[Records]
========================================
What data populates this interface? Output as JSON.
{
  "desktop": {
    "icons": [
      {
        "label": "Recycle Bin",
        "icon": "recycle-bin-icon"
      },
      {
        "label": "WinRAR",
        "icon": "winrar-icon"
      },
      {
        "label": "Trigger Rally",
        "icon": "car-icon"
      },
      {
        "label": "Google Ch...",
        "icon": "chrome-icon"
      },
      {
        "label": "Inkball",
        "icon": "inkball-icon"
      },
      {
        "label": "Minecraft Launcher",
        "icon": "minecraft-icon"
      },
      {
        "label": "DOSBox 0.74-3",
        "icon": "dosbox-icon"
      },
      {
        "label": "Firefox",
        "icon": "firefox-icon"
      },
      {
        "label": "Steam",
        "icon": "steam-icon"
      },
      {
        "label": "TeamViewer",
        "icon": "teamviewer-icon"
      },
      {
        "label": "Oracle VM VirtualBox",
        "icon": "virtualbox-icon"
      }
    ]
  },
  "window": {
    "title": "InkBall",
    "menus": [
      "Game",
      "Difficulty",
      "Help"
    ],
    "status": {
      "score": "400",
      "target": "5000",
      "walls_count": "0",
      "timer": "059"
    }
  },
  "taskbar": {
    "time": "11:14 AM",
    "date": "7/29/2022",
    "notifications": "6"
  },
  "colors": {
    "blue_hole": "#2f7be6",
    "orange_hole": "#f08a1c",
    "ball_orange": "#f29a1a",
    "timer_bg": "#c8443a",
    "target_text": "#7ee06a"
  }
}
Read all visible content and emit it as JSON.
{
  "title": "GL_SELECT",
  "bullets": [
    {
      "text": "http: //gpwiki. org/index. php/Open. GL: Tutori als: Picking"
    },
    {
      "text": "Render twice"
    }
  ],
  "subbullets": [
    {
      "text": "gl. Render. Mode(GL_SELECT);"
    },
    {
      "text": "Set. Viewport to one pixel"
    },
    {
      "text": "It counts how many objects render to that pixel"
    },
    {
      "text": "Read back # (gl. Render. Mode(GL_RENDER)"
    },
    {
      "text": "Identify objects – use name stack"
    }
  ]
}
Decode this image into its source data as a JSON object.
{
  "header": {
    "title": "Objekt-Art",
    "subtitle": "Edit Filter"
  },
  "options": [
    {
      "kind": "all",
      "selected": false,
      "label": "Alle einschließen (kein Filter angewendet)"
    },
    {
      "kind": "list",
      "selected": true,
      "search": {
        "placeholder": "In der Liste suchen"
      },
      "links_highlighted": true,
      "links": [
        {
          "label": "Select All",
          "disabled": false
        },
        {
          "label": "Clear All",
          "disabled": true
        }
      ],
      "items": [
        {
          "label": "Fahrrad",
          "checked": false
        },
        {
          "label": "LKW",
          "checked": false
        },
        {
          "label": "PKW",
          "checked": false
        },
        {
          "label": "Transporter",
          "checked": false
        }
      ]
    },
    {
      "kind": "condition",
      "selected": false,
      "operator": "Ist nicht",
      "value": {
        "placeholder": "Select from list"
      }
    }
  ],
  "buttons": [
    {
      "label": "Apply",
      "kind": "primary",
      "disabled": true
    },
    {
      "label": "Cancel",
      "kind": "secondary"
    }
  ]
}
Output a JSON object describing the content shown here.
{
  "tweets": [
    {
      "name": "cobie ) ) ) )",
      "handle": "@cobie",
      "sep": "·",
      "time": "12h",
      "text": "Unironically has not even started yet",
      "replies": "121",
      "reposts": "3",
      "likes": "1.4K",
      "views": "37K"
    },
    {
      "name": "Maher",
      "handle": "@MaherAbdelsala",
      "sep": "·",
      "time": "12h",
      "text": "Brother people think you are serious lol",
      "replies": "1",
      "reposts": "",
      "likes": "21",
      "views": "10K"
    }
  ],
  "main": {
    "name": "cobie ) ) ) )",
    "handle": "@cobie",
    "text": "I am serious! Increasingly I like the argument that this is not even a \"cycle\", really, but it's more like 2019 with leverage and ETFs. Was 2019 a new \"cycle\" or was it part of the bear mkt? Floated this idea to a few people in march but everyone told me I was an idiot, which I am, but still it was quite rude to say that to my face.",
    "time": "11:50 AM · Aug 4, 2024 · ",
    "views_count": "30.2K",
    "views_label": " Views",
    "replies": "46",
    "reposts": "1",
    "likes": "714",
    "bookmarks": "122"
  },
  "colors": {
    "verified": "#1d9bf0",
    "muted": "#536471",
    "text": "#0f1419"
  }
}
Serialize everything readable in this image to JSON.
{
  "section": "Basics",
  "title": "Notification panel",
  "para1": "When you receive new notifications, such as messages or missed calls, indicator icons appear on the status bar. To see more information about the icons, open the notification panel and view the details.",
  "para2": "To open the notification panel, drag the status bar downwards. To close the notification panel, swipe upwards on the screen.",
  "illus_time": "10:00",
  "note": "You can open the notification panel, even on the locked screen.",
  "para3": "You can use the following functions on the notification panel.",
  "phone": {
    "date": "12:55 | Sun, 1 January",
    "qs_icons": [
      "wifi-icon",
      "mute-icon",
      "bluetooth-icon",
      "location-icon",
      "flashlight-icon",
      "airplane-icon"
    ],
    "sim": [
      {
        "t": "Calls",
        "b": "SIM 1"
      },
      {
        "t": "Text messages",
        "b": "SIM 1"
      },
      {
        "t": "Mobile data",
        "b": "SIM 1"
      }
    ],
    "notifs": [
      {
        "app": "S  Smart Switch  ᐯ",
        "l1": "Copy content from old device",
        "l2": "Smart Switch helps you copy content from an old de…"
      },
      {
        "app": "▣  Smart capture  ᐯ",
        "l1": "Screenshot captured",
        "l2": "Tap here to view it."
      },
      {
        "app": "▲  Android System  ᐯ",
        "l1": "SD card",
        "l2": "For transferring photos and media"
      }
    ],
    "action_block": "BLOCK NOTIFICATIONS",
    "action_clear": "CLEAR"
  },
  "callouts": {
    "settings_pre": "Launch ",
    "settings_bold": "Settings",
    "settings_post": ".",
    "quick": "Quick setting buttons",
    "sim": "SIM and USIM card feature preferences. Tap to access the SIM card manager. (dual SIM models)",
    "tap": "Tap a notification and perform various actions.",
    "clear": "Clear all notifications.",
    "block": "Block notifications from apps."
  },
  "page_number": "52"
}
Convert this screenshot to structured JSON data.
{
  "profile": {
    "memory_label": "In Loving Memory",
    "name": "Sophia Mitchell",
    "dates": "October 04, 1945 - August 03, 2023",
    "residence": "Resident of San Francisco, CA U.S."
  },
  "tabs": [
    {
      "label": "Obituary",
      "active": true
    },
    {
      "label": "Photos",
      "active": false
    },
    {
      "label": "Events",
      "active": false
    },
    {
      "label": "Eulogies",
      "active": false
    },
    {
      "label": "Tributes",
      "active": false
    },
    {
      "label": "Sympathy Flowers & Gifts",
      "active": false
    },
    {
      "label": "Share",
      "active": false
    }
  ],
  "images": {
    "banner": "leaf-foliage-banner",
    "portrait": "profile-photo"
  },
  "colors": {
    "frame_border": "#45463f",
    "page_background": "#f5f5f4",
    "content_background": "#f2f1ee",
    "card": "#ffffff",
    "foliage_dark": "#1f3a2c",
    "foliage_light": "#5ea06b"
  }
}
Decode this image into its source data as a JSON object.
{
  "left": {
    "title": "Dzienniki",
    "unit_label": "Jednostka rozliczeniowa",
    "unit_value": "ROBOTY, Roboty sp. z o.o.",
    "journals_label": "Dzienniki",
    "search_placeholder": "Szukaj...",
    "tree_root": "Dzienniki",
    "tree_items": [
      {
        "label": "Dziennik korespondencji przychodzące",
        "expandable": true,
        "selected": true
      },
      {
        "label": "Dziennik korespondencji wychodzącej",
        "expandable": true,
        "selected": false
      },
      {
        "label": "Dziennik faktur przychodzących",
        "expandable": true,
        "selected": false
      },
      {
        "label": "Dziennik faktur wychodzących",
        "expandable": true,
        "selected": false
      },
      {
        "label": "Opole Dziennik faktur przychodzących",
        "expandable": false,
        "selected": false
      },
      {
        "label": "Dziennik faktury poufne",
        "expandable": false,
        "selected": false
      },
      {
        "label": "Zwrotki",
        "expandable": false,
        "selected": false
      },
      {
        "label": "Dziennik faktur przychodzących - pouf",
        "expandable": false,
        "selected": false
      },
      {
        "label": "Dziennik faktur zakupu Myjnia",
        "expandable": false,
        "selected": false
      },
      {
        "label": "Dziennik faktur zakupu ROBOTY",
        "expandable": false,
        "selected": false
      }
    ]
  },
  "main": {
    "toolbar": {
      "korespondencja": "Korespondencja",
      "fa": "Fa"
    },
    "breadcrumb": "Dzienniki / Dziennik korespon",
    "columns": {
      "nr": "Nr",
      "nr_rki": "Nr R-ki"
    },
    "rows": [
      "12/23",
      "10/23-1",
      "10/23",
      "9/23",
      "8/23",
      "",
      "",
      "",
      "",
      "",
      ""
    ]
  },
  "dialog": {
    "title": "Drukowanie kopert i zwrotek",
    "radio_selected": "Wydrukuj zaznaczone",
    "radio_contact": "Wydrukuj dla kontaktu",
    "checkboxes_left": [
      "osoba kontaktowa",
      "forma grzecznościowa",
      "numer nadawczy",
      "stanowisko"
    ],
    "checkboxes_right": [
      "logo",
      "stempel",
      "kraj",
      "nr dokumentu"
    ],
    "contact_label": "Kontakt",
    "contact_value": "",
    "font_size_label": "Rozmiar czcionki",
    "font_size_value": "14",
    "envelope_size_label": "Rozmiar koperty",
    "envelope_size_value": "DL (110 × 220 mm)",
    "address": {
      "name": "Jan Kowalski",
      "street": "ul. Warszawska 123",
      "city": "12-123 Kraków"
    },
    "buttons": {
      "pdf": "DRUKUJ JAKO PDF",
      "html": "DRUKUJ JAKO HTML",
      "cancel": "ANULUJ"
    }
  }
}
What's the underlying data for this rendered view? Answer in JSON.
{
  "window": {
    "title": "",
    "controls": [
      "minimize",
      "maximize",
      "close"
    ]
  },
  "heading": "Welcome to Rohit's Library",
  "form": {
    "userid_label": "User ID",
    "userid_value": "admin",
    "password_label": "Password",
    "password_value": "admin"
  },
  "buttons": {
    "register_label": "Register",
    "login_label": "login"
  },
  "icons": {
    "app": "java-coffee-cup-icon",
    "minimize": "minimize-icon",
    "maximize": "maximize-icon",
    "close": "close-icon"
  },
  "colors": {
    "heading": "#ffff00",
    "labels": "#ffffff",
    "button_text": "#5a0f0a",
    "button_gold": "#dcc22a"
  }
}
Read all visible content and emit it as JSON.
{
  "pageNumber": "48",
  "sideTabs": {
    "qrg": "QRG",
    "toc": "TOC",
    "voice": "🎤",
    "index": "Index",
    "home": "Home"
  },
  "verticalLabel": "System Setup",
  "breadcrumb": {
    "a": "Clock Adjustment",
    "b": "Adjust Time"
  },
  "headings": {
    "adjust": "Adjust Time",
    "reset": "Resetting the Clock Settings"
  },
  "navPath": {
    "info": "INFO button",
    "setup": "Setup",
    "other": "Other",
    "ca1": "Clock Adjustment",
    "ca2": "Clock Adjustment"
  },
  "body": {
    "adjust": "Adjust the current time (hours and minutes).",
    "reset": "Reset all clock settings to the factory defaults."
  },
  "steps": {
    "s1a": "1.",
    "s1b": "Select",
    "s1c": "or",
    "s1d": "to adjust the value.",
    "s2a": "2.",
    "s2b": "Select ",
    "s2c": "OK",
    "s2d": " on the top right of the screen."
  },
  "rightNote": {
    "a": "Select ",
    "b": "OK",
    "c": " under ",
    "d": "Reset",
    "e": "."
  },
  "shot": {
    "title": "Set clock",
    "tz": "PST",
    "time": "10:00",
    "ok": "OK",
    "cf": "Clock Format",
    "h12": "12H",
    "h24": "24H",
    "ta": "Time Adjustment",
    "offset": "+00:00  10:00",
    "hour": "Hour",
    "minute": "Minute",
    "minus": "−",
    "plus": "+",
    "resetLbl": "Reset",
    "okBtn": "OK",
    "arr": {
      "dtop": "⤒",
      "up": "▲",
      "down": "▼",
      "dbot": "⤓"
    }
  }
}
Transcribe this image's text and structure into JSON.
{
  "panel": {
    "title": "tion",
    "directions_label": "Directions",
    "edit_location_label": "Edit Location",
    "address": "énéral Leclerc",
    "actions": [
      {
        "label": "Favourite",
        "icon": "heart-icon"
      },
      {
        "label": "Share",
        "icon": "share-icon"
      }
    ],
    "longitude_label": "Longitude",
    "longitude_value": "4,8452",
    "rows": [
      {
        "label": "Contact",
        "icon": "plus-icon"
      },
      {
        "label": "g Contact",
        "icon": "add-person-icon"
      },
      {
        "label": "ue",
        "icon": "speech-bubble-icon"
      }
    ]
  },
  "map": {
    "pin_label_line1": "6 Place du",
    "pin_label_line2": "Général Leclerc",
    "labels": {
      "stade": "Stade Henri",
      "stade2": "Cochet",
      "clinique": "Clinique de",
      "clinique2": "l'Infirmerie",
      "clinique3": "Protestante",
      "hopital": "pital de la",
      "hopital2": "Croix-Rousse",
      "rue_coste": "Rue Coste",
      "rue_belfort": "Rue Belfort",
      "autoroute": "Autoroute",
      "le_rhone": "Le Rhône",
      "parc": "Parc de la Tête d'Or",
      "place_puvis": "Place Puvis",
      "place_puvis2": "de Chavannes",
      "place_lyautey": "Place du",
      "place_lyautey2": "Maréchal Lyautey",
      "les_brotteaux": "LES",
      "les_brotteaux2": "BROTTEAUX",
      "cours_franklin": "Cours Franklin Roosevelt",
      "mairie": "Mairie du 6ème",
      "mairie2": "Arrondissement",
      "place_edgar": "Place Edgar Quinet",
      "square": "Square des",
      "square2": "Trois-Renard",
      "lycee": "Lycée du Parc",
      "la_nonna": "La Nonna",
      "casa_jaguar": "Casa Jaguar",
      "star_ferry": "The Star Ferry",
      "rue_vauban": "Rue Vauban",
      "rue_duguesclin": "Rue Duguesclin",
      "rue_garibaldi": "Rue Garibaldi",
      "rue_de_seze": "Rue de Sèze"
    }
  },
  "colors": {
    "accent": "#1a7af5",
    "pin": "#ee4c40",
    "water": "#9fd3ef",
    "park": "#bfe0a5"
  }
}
========================================
_Prompt_
Select from the material above each line in which the string "Edit" appears, and list those lines.

_Completed task_
    "subtitle": "Edit Filter"
    "edit_location_label": "Edit Location",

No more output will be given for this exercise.